■ **What the exercise asks**
Return the full material exactly.

■ **Given data**
__________________________________________________

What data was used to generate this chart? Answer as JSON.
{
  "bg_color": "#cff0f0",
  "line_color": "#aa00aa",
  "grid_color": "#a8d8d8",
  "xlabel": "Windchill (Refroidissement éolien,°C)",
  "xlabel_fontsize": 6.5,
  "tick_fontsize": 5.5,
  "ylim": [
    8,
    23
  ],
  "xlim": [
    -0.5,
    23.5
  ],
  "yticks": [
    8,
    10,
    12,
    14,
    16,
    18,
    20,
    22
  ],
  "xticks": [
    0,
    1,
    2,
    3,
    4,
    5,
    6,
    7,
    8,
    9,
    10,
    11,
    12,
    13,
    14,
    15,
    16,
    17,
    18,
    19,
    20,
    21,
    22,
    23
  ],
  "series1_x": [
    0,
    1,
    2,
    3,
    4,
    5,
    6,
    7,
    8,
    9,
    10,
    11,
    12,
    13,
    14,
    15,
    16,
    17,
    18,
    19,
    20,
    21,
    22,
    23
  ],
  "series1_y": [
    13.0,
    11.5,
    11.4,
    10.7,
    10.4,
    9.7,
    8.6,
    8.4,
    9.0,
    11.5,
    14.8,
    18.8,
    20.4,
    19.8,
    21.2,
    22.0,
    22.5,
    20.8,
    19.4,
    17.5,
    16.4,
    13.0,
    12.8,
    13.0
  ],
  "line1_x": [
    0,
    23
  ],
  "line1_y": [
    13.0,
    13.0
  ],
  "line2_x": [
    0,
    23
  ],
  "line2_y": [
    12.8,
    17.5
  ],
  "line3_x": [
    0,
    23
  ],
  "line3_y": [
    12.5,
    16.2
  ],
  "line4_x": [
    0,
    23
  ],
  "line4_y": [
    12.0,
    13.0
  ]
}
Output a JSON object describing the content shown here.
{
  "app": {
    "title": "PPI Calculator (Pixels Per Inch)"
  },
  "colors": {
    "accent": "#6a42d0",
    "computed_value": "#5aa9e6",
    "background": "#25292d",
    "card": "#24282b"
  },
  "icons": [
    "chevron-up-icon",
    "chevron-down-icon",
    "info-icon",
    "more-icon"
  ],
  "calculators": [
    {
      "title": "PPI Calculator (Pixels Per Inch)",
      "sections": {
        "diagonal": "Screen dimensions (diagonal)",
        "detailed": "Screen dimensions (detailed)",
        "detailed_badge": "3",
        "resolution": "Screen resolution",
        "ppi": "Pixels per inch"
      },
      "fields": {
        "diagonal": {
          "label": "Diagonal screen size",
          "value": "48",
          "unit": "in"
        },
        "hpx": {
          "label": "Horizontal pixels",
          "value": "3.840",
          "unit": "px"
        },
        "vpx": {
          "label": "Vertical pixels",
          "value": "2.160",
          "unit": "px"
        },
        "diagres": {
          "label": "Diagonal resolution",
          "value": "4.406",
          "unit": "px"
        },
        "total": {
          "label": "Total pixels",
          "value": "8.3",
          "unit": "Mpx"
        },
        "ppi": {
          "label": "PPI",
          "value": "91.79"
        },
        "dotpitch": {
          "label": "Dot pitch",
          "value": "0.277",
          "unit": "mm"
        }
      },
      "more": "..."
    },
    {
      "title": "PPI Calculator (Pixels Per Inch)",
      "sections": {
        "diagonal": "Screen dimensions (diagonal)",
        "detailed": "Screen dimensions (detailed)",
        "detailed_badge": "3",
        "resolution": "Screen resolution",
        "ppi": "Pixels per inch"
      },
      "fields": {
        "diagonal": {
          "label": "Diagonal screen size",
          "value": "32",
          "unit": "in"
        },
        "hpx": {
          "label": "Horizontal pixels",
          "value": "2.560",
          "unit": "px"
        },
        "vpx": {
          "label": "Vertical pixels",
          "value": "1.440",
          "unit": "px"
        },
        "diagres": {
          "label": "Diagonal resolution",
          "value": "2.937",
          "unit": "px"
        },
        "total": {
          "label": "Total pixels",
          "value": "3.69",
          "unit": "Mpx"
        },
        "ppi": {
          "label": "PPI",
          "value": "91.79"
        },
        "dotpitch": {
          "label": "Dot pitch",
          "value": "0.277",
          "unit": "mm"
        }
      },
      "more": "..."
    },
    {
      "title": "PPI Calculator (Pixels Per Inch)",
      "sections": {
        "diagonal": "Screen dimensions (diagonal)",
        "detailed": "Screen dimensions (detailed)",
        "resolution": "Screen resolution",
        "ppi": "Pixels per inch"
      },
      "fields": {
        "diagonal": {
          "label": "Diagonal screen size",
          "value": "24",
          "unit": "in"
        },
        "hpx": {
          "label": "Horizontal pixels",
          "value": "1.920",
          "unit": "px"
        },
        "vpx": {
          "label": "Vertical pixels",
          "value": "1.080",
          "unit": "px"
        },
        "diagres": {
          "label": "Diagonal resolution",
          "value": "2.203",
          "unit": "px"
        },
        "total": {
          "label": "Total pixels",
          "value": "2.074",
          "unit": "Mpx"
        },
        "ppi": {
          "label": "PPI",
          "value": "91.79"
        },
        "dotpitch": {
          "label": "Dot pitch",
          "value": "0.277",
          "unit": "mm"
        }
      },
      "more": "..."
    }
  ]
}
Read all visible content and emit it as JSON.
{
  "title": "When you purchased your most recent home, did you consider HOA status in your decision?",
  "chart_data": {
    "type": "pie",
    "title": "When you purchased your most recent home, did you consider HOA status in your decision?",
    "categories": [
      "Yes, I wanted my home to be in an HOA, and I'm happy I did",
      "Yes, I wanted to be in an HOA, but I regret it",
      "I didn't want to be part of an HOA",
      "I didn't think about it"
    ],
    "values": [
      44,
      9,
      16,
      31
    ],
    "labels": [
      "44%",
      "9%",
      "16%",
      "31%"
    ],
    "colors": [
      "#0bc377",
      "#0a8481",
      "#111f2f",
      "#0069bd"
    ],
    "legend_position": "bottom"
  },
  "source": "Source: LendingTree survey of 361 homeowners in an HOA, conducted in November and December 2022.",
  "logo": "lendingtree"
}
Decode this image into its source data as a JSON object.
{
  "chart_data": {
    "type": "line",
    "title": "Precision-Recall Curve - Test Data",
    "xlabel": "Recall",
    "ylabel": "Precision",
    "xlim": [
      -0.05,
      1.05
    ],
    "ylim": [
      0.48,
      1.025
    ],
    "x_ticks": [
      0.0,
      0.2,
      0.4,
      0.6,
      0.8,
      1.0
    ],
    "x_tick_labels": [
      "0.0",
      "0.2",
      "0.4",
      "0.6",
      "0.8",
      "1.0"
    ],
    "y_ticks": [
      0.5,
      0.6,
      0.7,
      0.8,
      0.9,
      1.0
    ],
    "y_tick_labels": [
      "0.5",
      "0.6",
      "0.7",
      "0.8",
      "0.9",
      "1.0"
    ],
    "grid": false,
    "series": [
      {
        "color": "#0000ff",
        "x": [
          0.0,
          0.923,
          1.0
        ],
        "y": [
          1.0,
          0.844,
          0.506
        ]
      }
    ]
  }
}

__________________________________________________

■ **Exercise result**
What data was used to generate this chart? Answer as JSON.
{
  "bg_color": "#cff0f0",
  "line_color": "#aa00aa",
  "grid_color": "#a8d8d8",
  "xlabel": "Windchill (Refroidissement éolien,°C)",
  "xlabel_fontsize": 6.5,
  "tick_fontsize": 5.5,
  "ylim": [
    8,
    23
  ],
  "xlim": [
    -0.5,
    23.5
  ],
  "yticks": [
    8,
    10,
    12,
    14,
    16,
    18,
    20,
    22
  ],
  "xticks": [
    0,
    1,
    2,
    3,
    4,
    5,
    6,
    7,
    8,
    9,
    10,
    11,
    12,
    13,
    14,
    15,
    16,
    17,
    18,
    19,
    20,
    21,
    22,
    23
  ],
  "series1_x": [
    0,
    1,
    2,
    3,
    4,
    5,
    6,
    7,
    8,
    9,
    10,
    11,
    12,
    13,
    14,
    15,
    16,
    17,
    18,
    19,
    20,
    21,
    22,
    23
  ],
  "series1_y": [
    13.0,
    11.5,
    11.4,
    10.7,
    10.4,
    9.7,
    8.6,
    8.4,
    9.0,
    11.5,
    14.8,
    18.8,
    20.4,
    19.8,
    21.2,
    22.0,
    22.5,
    20.8,
    19.4,
    17.5,
    16.4,
    13.0,
    12.8,
    13.0
  ],
  "line1_x": [
    0,
    23
  ],
  "line1_y": [
    13.0,
    13.0
  ],
  "line2_x": [
    0,
    23
  ],
  "line2_y": [
    12.8,
    17.5
  ],
  "line3_x": [
    0,
    23
  ],
  "line3_y": [
    12.5,
    16.2
  ],
  "line4_x": [
    0,
    23
  ],
  "line4_y": [
    12.0,
    13.0
  ]
}
Output a JSON object describing the content shown here.
{
  "app": {
    "title": "PPI Calculator (Pixels Per Inch)"
  },
  "colors": {
    "accent": "#6a42d0",
    "computed_value": "#5aa9e6",
    "background": "#25292d",
    "card": "#24282b"
  },
  "icons": [
    "chevron-up-icon",
    "chevron-down-icon",
    "info-icon",
    "more-icon"
  ],
  "calculators": [
    {
      "title": "PPI Calculator (Pixels Per Inch)",
      "sections": {
        "diagonal": "Screen dimensions (diagonal)",
        "detailed": "Screen dimensions (detailed)",
        "detailed_badge": "3",
        "resolution": "Screen resolution",
        "ppi": "Pixels per inch"
      },
      "fields": {
        "diagonal": {
          "label": "Diagonal screen size",
          "value": "48",
          "unit": "in"
        },
        "hpx": {
          "label": "Horizontal pixels",
          "value": "3.840",
          "unit": "px"
        },
        "vpx": {
          "label": "Vertical pixels",
          "value": "2.160",
          "unit": "px"
        },
        "diagres": {
          "label": "Diagonal resolution",
          "value": "4.406",
          "unit": "px"
        },
        "total": {
          "label": "Total pixels",
          "value": "8.3",
          "unit": "Mpx"
        },
        "ppi": {
          "label": "PPI",
          "value": "91.79"
        },
        "dotpitch": {
          "label": "Dot pitch",
          "value": "0.277",
          "unit": "mm"
        }
      },
      "more": "..."
    },
    {
      "title": "PPI Calculator (Pixels Per Inch)",
      "sections": {
        "diagonal": "Screen dimensions (diagonal)",
        "detailed": "Screen dimensions (detailed)",
        "detailed_badge": "3",
        "resolution": "Screen resolution",
        "ppi": "Pixels per inch"
      },
      "fields": {
        "diagonal": {
          "label": "Diagonal screen size",
          "value": "32",
          "unit": "in"
        },
        "hpx": {
          "label": "Horizontal pixels",
          "value": "2.560",
          "unit": "px"
        },
        "vpx": {
          "label": "Vertical pixels",
          "value": "1.440",
          "unit": "px"
        },
        "diagres": {
          "label": "Diagonal resolution",
          "value": "2.937",
          "unit": "px"
        },
        "total": {
          "label": "Total pixels",
          "value": "3.69",
          "unit": "Mpx"
        },
        "ppi": {
          "label": "PPI",
          "value": "91.79"
        },
        "dotpitch": {
          "label": "Dot pitch",
          "value": "0.277",
          "unit": "mm"
        }
      },
      "more": "..."
    },
    {
      "title": "PPI Calculator (Pixels Per Inch)",
      "sections": {
        "diagonal": "Screen dimensions (diagonal)",
        "detailed": "Screen dimensions (detailed)",
        "resolution": "Screen resolution",
        "ppi": "Pixels per inch"
      },
      "fields": {
        "diagonal": {
          "label": "Diagonal screen size",
          "value": "24",
          "unit": "in"
        },
        "hpx": {
          "label": "Horizontal pixels",
          "value": "1.920",
          "unit": "px"
        },
        "vpx": {
          "label": "Vertical pixels",
          "value": "1.080",
          "unit": "px"
        },
        "diagres": {
          "label": "Diagonal resolution",
          "value": "2.203",
          "unit": "px"
        },
        "total": {
          "label": "Total pixels",
          "value": "2.074",
          "unit": "Mpx"
        },
        "ppi": {
          "label": "PPI",
          "value": "91.79"
        },
        "dotpitch": {
          "label": "Dot pitch",
          "value": "0.277",
          "unit": "mm"
        }
      },
      "more": "..."
    }
  ]
}
Read all visible content and emit it as JSON.
{
  "title": "When you purchased your most recent home, did you consider HOA status in your decision?",
  "chart_data": {
    "type": "pie",
    "title": "When you purchased your most recent home, did you consider HOA status in your decision?",
    "categories": [
      "Yes, I wanted my home to be in an HOA, and I'm happy I did",
      "Yes, I wanted to be in an HOA, but I regret it",
      "I didn't want to be part of an HOA",
      "I didn't think about it"
    ],
    "values": [
      44,
      9,
      16,
      31
    ],
    "labels": [
      "44%",
      "9%",
      "16%",
      "31%"
    ],
    "colors": [
      "#0bc377",
      "#0a8481",
      "#111f2f",
      "#0069bd"
    ],
    "legend_position": "bottom"
  },
  "source": "Source: LendingTree survey of 361 homeowners in an HOA, conducted in November and December 2022.",
  "logo": "lendingtree"
}
Decode this image into its source data as a JSON object.
{
  "chart_data": {
    "type": "line",
    "title": "Precision-Recall Curve - Test Data",
    "xlabel": "Recall",
    "ylabel": "Precision",
    "xlim": [
      -0.05,
      1.05
    ],
    "ylim": [
      0.48,
      1.025
    ],
    "x_ticks": [
      0.0,
      0.2,
      0.4,
      0.6,
      0.8,
      1.0
    ],
    "x_tick_labels": [
      "0.0",
      "0.2",
      "0.4",
      "0.6",
      "0.8",
      "1.0"
    ],
    "y_ticks": [
      0.5,
      0.6,
      0.7,
      0.8,
      0.9,
      1.0
    ],
    "y_tick_labels": [
      "0.5",
      "0.6",
      "0.7",
      "0.8",
      "0.9",
      "1.0"
    ],
    "grid": false,
    "series": [
      {
        "color": "#0000ff",
        "x": [
          0.0,
          0.923,
          1.0
        ],
        "y": [
          1.0,
          0.844,
          0.506
        ]
      }
    ]
  }
}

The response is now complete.